-- START --

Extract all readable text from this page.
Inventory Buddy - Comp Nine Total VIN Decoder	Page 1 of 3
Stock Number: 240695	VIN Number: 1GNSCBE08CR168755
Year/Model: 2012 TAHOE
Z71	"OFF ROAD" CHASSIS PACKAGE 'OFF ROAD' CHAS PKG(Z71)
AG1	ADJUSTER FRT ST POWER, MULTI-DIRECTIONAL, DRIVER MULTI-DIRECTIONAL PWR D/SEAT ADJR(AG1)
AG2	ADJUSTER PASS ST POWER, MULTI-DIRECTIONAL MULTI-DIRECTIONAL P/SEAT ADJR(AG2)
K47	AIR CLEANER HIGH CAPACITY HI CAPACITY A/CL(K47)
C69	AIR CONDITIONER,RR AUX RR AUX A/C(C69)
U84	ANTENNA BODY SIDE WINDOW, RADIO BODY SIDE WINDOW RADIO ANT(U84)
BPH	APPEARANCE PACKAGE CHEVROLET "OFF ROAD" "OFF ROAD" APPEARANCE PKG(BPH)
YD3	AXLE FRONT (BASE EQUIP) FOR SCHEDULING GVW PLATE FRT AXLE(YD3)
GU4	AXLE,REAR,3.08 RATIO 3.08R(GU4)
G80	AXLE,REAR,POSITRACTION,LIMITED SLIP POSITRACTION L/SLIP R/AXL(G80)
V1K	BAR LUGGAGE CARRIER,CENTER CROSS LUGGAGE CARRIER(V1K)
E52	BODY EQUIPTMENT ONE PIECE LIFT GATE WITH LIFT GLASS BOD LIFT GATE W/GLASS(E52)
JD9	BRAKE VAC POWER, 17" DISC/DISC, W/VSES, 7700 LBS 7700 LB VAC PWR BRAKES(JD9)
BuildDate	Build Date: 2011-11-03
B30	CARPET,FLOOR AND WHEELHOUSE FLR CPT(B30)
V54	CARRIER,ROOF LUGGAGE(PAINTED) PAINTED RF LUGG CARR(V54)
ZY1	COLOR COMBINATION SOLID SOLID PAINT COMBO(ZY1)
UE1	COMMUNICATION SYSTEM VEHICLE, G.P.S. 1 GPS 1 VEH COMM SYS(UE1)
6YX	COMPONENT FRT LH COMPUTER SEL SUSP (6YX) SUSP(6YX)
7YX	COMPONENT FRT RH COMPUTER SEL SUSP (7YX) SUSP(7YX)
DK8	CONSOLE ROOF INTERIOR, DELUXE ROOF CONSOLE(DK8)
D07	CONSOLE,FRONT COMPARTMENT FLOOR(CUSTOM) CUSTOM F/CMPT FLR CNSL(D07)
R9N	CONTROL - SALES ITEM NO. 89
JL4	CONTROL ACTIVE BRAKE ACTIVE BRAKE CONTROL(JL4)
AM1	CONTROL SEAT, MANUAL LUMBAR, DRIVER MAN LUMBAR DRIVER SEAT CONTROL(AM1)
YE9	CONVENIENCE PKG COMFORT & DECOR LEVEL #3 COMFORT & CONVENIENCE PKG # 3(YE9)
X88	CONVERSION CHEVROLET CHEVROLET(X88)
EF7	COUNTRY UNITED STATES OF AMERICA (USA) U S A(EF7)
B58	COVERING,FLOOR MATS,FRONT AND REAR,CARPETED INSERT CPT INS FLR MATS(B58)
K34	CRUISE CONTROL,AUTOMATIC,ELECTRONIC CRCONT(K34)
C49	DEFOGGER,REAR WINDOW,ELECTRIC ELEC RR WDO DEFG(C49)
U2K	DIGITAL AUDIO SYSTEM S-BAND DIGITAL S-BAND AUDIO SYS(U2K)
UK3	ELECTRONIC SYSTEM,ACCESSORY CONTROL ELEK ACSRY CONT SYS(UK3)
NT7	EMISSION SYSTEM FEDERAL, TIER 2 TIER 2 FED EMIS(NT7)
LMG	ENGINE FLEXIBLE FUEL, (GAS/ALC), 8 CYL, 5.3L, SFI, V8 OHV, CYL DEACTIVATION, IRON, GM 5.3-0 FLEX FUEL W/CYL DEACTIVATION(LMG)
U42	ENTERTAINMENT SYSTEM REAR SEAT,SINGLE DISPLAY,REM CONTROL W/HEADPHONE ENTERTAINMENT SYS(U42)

-- END --

* **Exercise brief**: Say, as a single number and nothing more, how many lines of the entries contain the word "CONSOLE".

* **Answer to the problem**: 2